Exercise requirements → Extract all lines containing "MONTE".

-- START OF Entries --

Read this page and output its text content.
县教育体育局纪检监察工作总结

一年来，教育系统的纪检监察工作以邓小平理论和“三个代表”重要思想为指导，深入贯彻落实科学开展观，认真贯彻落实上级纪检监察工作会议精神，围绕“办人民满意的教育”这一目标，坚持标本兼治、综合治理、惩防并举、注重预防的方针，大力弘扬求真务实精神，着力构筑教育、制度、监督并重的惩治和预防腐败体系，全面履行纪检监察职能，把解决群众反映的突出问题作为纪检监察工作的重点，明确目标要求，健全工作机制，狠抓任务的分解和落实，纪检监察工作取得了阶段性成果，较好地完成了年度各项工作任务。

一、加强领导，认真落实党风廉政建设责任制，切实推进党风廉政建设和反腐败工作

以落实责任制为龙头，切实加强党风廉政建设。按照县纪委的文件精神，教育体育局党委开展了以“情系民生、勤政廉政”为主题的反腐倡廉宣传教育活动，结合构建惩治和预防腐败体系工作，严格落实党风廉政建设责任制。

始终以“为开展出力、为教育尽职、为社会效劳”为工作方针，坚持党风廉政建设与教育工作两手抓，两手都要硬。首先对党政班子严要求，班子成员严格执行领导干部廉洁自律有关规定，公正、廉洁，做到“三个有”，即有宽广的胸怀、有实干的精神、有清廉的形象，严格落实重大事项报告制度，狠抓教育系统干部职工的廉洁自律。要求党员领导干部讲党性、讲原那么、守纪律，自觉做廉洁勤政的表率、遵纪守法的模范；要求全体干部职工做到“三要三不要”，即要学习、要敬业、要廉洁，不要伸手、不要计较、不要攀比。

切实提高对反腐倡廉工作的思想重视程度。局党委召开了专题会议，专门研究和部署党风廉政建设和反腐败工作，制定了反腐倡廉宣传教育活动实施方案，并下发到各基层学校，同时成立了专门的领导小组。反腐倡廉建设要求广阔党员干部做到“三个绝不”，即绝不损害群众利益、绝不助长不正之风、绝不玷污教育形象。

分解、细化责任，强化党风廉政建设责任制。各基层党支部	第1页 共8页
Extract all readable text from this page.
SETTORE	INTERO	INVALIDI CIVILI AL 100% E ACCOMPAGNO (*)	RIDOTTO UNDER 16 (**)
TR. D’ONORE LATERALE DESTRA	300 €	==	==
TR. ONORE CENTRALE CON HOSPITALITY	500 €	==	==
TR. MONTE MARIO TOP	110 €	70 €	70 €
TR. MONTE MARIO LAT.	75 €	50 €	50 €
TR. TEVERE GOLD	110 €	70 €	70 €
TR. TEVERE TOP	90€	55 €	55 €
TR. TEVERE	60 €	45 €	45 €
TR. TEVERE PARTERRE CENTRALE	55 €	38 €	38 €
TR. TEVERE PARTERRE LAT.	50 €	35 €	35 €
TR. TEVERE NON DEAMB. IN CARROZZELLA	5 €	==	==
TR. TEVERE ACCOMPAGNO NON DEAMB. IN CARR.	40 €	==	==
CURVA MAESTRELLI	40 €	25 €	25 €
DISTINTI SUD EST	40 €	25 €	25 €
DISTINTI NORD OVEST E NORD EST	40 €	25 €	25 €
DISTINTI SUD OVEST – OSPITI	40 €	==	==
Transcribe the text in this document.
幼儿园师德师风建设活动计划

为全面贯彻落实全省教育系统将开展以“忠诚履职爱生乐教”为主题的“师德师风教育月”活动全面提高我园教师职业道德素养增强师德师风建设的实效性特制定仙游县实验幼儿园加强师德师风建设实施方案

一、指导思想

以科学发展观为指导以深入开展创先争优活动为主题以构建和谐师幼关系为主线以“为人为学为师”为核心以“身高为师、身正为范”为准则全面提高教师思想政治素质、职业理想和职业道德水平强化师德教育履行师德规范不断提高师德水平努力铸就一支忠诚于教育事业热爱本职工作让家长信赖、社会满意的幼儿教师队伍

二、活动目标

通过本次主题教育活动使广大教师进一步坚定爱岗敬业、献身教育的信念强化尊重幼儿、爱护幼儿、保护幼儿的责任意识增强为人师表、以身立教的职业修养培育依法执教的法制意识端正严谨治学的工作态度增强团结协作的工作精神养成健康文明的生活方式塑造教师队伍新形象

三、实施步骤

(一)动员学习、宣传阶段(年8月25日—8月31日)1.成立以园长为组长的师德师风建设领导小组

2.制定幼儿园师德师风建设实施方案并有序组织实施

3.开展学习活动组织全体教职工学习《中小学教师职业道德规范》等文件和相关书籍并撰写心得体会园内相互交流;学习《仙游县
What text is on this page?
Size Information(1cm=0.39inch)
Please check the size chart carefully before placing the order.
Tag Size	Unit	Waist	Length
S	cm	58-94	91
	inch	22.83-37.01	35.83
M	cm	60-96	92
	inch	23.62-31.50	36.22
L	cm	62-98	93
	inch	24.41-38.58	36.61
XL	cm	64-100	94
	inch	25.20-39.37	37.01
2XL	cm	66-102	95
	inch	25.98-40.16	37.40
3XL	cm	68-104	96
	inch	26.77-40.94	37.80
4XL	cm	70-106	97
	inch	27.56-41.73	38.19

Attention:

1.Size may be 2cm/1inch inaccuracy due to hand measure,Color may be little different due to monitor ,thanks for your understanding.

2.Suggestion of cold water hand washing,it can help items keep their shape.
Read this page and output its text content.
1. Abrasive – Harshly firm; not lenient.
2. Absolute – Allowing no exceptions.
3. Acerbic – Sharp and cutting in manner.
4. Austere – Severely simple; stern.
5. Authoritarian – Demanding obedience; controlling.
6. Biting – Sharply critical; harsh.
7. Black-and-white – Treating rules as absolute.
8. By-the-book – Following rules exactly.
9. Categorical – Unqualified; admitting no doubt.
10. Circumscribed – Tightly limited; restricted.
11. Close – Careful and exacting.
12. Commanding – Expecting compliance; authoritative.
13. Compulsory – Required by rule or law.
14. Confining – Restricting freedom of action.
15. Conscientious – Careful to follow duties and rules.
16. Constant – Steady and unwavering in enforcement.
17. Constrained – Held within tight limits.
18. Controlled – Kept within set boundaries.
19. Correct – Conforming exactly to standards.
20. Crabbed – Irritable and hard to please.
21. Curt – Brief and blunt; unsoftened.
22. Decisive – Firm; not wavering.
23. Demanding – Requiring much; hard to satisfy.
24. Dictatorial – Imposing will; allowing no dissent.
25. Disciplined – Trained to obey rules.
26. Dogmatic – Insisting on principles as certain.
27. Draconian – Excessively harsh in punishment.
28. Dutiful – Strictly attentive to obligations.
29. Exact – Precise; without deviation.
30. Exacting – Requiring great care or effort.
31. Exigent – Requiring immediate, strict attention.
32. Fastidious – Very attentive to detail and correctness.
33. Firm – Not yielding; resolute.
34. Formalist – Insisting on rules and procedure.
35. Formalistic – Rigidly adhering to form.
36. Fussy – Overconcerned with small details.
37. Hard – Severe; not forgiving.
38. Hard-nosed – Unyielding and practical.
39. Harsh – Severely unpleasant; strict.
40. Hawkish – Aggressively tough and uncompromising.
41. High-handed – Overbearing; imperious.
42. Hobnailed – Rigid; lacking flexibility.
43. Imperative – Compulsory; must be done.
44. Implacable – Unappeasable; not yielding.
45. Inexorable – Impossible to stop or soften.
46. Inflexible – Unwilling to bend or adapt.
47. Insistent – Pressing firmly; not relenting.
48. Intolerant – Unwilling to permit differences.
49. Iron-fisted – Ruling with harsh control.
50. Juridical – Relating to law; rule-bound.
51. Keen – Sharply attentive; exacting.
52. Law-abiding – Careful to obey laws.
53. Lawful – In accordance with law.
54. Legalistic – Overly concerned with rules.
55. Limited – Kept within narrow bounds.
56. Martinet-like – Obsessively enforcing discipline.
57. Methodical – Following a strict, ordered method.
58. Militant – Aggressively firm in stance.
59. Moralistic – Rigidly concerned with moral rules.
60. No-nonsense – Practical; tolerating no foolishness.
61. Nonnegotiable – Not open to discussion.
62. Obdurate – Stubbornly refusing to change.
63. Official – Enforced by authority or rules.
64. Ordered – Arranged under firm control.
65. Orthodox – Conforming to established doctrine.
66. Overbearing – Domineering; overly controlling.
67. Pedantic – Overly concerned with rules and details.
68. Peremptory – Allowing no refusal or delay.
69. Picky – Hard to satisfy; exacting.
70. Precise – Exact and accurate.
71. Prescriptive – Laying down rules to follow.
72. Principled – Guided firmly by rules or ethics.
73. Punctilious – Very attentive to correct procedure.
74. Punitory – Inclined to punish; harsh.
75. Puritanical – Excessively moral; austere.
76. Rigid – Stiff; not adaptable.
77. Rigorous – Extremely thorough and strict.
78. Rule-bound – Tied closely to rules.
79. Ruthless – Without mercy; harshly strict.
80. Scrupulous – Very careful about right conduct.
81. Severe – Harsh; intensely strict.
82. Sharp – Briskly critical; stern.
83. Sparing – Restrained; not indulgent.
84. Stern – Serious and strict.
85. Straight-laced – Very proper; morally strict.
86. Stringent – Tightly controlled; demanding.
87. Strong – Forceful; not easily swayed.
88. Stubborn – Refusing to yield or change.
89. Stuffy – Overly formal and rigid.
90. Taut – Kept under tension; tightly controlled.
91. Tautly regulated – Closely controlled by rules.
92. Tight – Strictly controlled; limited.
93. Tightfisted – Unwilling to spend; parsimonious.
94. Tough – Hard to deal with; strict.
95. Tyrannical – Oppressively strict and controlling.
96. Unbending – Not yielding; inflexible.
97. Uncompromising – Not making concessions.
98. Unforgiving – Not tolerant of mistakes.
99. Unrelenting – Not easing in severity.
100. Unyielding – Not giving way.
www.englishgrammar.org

-- END OF Entries --

Result →
TR. MONTE MARIO TOP	110 €	70 €	70 €
TR. MONTE MARIO LAT.	75 €	50 €	50 €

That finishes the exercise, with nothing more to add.